» Textabschnitt
SLAPP back: Wir wehren und verbünden uns!

Wir begriffen: Uns nur gegen unseren „eigenen SLAPP“ zu wehren, reichte nicht. Gemeinsam mit CASE kämpften wir deshalb für eine europäische Anti-SLAPP-Richtlinie und gründeten darüber hinaus einen Austausch mit anderen Betroffenen aus Deutschland. Gemeinsam mit unseren neuen Verbündeten wandten wir uns auch an die deutsche Politik und forderten im deutschen Recht verankerte Schutzmaßnahmen vor SLAPPs. Doch immer wieder hörten wir, SLAPPs seien für die Menschen in Deutschland kein Problem. Schließlich herrsche hier Demokratie und Meinungsfreiheit – und das Justizsystem sei so gut, die Gerichte so unabhängig, dass Rechtsmissbrauch quasi ausgeschlossen sei. Wir und unsere Verbündeten wussten jedoch: Das stimmte nicht!

» Aufgabe
Gib bitte aus dem Textabschnitt über SLAPPs die Passage von „SLAPP back: Wir“ bis „Das stimmte nicht!“ wortgetreu aus.

» Datenauszug
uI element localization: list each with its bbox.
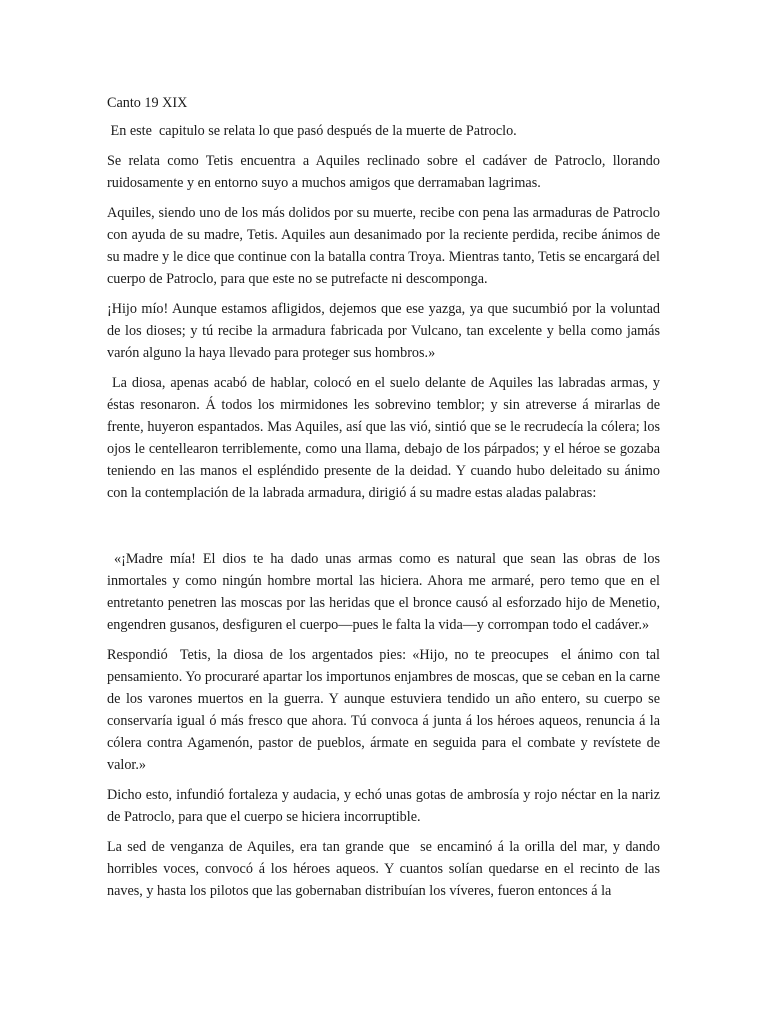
blank-gap — [107, 512, 660, 548]
paragraph-ambrosia: Dicho esto, infundió fortaleza y audacia, y echó unas gotas de ambrosía y rojo néctar en la nariz de Patroclo, para que el cuerpo se hiciera incorruptible. — [107, 787, 664, 825]
paragraph-tetis-reply: Respondió Tetis, la diosa de los argentados pies: «Hijo, no te preocupes el ánimo con tal pensamiento. Yo procuraré apartar los importunos enjambres de moscas, que se ceban en la carne de los varones muertos en la guerra. Y aunque estuviera tendido un año entero, su cuerpo se conservaría igual ó más fresco que ahora. Tú convoca á junta á los héroes aqueos, renuncia á la cólera contra Agamenón, pastor de pueblos, ármate en seguida para el combate y revístete de valor.» — [107, 647, 664, 773]
paragraph-intro: En este capitulo se relata lo que pasó después de la muerte de Patroclo. — [107, 123, 517, 139]
paragraph-aquiles-armor: Aquiles, siendo uno de los más dolidos por su muerte, recibe con pena las armaduras de Patroclo con ayuda de su madre, Tetis. Aquiles aun desanimado por la reciente perdida, recibe ánimos de su madre y le dice que continue con la batalla contra Troya. Mientras tanto, Tetis se encargará del cuerpo de Patroclo, para que este no se putrefacte ni descomponga. — [107, 205, 664, 287]
paragraph-tetis-speech: ¡Hijo mío! Aunque estamos afligidos, dejemos que ese yazga, ya que sucumbió por la voluntad de los dioses; y tú recibe la armadura fabricada por Vulcano, tan excelente y bella como jamás varón alguno la haya llevado para proteger sus hombros.» — [107, 301, 664, 361]
paragraph-aquiles-speech: «¡Madre mía! El dios te ha dado unas armas como es natural que sean las obras de los inmortales y como ningún hombre mortal las hiciera. Ahora me armaré, pero temo que en el entretanto penetren las moscas por las heridas que el bronce causó al esforzado hijo de Menetio, engendren gusanos, desfiguren el cuerpo—pues le falta la vida—y corrompan todo el cadáver.» — [107, 551, 664, 633]
paragraph-tetis-finds-aquiles: Se relata como Tetis encuentra a Aquiles reclinado sobre el cadáver de Patroclo, llorando ruidosamente y en entorno suyo a muchos amigos que derramaban lagrimas. — [107, 153, 664, 191]
document-title: Canto 19 XIX — [107, 95, 188, 111]
paragraph-goddess-arms: La diosa, apenas acabó de hablar, colocó en el suelo delante de Aquiles las labradas armas, y éstas resonaron. Á todos los mirmidones les sobrevino temblor; y sin atreverse á mirarlas de frente, huyeron espantados. Mas Aquiles, así que las vió, sintió que se le recrudecía la cólera; los ojos le centellearon terriblemente, como una llama, debajo de los párpados; y el héroe se gozaba teniendo en las manos el espléndido presente de la deidad. Y cuando hubo deleitado su ánimo con la contemplación de la labrada armadura, dirigió á su madre estas aladas palabras: — [107, 375, 664, 501]
paragraph-vengeance: La sed de venganza de Aquiles, era tan grande que se encaminó á la orilla del mar, y dando horribles voces, convocó á los héroes aqueos. Y cuantos solían quedarse en el recinto de las naves, y hasta los pilotos que las gobernaban distribuían los víveres, fueron entonces á la — [107, 839, 664, 899]
document-body — [107, 92, 664, 910]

» Ausgabe
SLAPP back: Wir wehren und verbünden uns!

Wir begriffen: Uns nur gegen unseren „eigenen SLAPP“ zu wehren, reichte nicht. Gemeinsam mit CASE kämpften wir deshalb für eine europäische Anti-SLAPP-Richtlinie und gründeten darüber hinaus einen Austausch mit anderen Betroffenen aus Deutschland. Gemeinsam mit unseren neuen Verbündeten wandten wir uns auch an die deutsche Politik und forderten im deutschen Recht verankerte Schutzmaßnahmen vor SLAPPs. Doch immer wieder hörten wir, SLAPPs seien für die Menschen in Deutschland kein Problem. Schließlich herrsche hier Demokratie und Meinungsfreiheit – und das Justizsystem sei so gut, die Gerichte so unabhängig, dass Rechtsmissbrauch quasi ausgeschlossen sei. Wir und unsere Verbündeten wussten jedoch: Das stimmte nicht!